Required task: Of the lines in the listing below, how many hold "JSON"? Answer with the number only.

[start]

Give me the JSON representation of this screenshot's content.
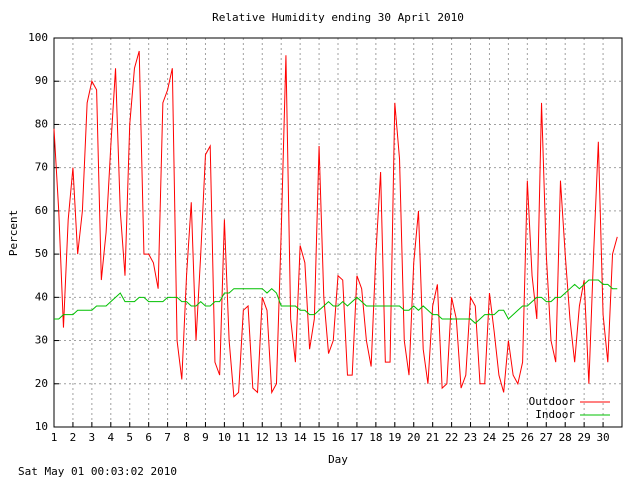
{
  "chart_data": {
    "type": "line",
    "title": "Relative Humidity ending 30 April 2010",
    "x_label": "Day",
    "y_label": "Percent",
    "footer": "Sat May 01 00:03:02 2010",
    "xlim": [
      1,
      31
    ],
    "ylim": [
      10,
      100
    ],
    "xticks": [
      1,
      2,
      3,
      4,
      5,
      6,
      7,
      8,
      9,
      10,
      11,
      12,
      13,
      14,
      15,
      16,
      17,
      18,
      19,
      20,
      21,
      22,
      23,
      24,
      25,
      26,
      27,
      28,
      29,
      30
    ],
    "yticks": [
      10,
      20,
      30,
      40,
      50,
      60,
      70,
      80,
      90,
      100
    ],
    "grid": true,
    "legend": "bottom-right",
    "x": [
      1,
      1.25,
      1.5,
      1.75,
      2,
      2.25,
      2.5,
      2.75,
      3,
      3.25,
      3.5,
      3.75,
      4,
      4.25,
      4.5,
      4.75,
      5,
      5.25,
      5.5,
      5.75,
      6,
      6.25,
      6.5,
      6.75,
      7,
      7.25,
      7.5,
      7.75,
      8,
      8.25,
      8.5,
      8.75,
      9,
      9.25,
      9.5,
      9.75,
      10,
      10.25,
      10.5,
      10.75,
      11,
      11.25,
      11.5,
      11.75,
      12,
      12.25,
      12.5,
      12.75,
      13,
      13.25,
      13.5,
      13.75,
      14,
      14.25,
      14.5,
      14.75,
      15,
      15.25,
      15.5,
      15.75,
      16,
      16.25,
      16.5,
      16.75,
      17,
      17.25,
      17.5,
      17.75,
      18,
      18.25,
      18.5,
      18.75,
      19,
      19.25,
      19.5,
      19.75,
      20,
      20.25,
      20.5,
      20.75,
      21,
      21.25,
      21.5,
      21.75,
      22,
      22.25,
      22.5,
      22.75,
      23,
      23.25,
      23.5,
      23.75,
      24,
      24.25,
      24.5,
      24.75,
      25,
      25.25,
      25.5,
      25.75,
      26,
      26.25,
      26.5,
      26.75,
      27,
      27.25,
      27.5,
      27.75,
      28,
      28.25,
      28.5,
      28.75,
      29,
      29.25,
      29.5,
      29.75,
      30,
      30.25,
      30.5,
      30.75
    ],
    "series": [
      {
        "name": "Outdoor",
        "color": "#ff0000",
        "values": [
          79,
          60,
          33,
          58,
          70,
          50,
          60,
          85,
          90,
          88,
          44,
          55,
          75,
          93,
          60,
          45,
          80,
          93,
          97,
          50,
          50,
          48,
          42,
          85,
          88,
          93,
          30,
          21,
          45,
          62,
          30,
          50,
          73,
          75,
          25,
          22,
          58,
          30,
          17,
          18,
          37,
          38,
          19,
          18,
          40,
          37,
          18,
          20,
          55,
          96,
          35,
          25,
          52,
          48,
          28,
          35,
          75,
          40,
          27,
          30,
          45,
          44,
          22,
          22,
          45,
          42,
          30,
          24,
          50,
          69,
          25,
          25,
          85,
          72,
          30,
          22,
          48,
          60,
          28,
          20,
          38,
          43,
          19,
          20,
          40,
          35,
          19,
          22,
          40,
          38,
          20,
          20,
          41,
          32,
          22,
          18,
          30,
          22,
          20,
          25,
          67,
          45,
          35,
          85,
          50,
          30,
          25,
          67,
          50,
          35,
          25,
          38,
          44,
          20,
          50,
          76,
          36,
          25,
          50,
          54
        ]
      },
      {
        "name": "Indoor",
        "color": "#00c000",
        "values": [
          35,
          35,
          36,
          36,
          36,
          37,
          37,
          37,
          37,
          38,
          38,
          38,
          39,
          40,
          41,
          39,
          39,
          39,
          40,
          40,
          39,
          39,
          39,
          39,
          40,
          40,
          40,
          39,
          39,
          38,
          38,
          39,
          38,
          38,
          39,
          39,
          41,
          41,
          42,
          42,
          42,
          42,
          42,
          42,
          42,
          41,
          42,
          41,
          38,
          38,
          38,
          38,
          37,
          37,
          36,
          36,
          37,
          38,
          39,
          38,
          38,
          39,
          38,
          39,
          40,
          39,
          38,
          38,
          38,
          38,
          38,
          38,
          38,
          38,
          37,
          37,
          38,
          37,
          38,
          37,
          36,
          36,
          35,
          35,
          35,
          35,
          35,
          35,
          35,
          34,
          35,
          36,
          36,
          36,
          37,
          37,
          35,
          36,
          37,
          38,
          38,
          39,
          40,
          40,
          39,
          39,
          40,
          40,
          41,
          42,
          43,
          42,
          43,
          44,
          44,
          44,
          43,
          43,
          42,
          42
        ]
      }
    ]
  }
}
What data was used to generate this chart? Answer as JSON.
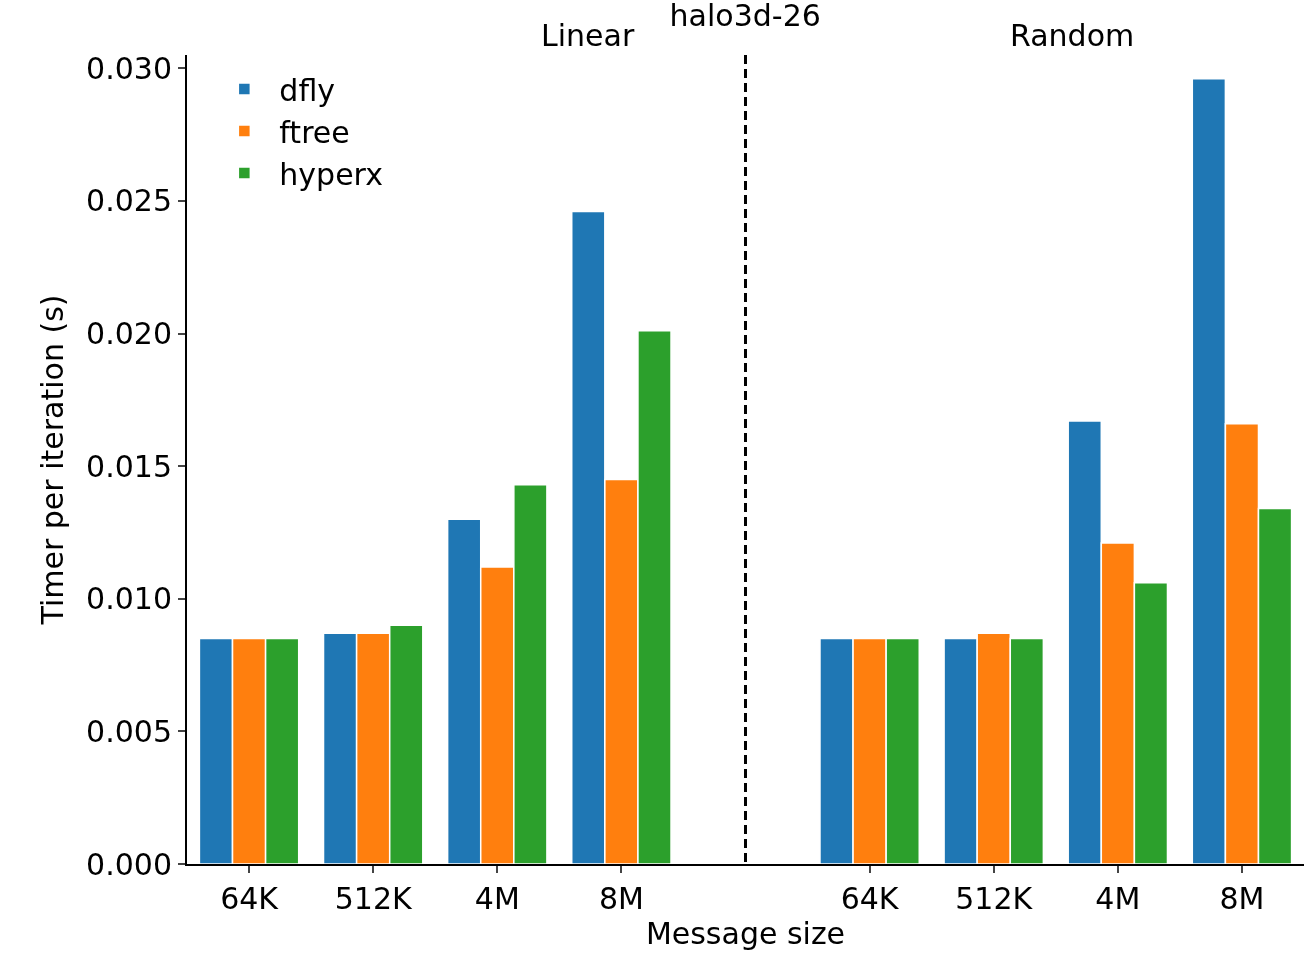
{
  "chart_data": {
    "type": "bar",
    "title": "halo3d-26",
    "xlabel": "Message size",
    "ylabel": "Timer per iteration (s)",
    "categories": [
      "64K",
      "512K",
      "4M",
      "8M",
      null,
      "64K",
      "512K",
      "4M",
      "8M"
    ],
    "series": [
      {
        "name": "dfly",
        "color": "#1f77b4",
        "values": [
          0.0085,
          0.0087,
          0.013,
          0.0246,
          null,
          0.0085,
          0.0085,
          0.0167,
          0.0296
        ]
      },
      {
        "name": "ftree",
        "color": "#ff7f0e",
        "values": [
          0.0085,
          0.0087,
          0.0112,
          0.0145,
          null,
          0.0085,
          0.0087,
          0.0121,
          0.0166
        ]
      },
      {
        "name": "hyperx",
        "color": "#2ca02c",
        "values": [
          0.0085,
          0.009,
          0.0143,
          0.0201,
          null,
          0.0085,
          0.0085,
          0.0106,
          0.0134
        ]
      }
    ],
    "ylim": [
      0,
      0.0305
    ],
    "yticks": [
      {
        "value": 0,
        "label": "0.000"
      },
      {
        "value": 0.005,
        "label": "0.005"
      },
      {
        "value": 0.01,
        "label": "0.010"
      },
      {
        "value": 0.015,
        "label": "0.015"
      },
      {
        "value": 0.02,
        "label": "0.020"
      },
      {
        "value": 0.025,
        "label": "0.025"
      },
      {
        "value": 0.03,
        "label": "0.030"
      }
    ],
    "annotations": [
      "Linear",
      "Random"
    ],
    "legend": "top left"
  }
}
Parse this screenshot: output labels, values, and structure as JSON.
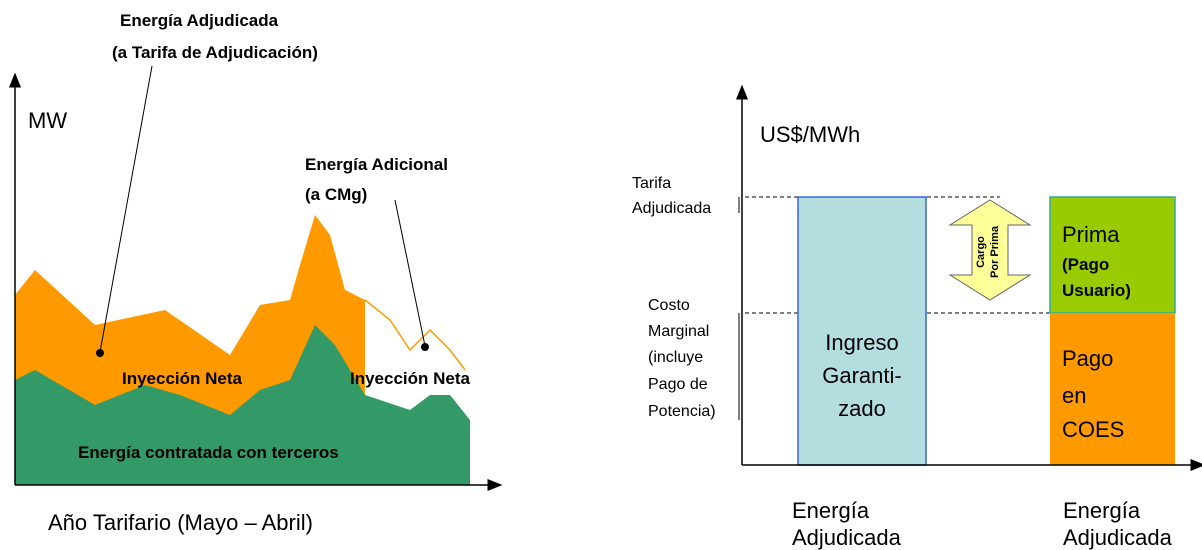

[end]

Expected answer: 3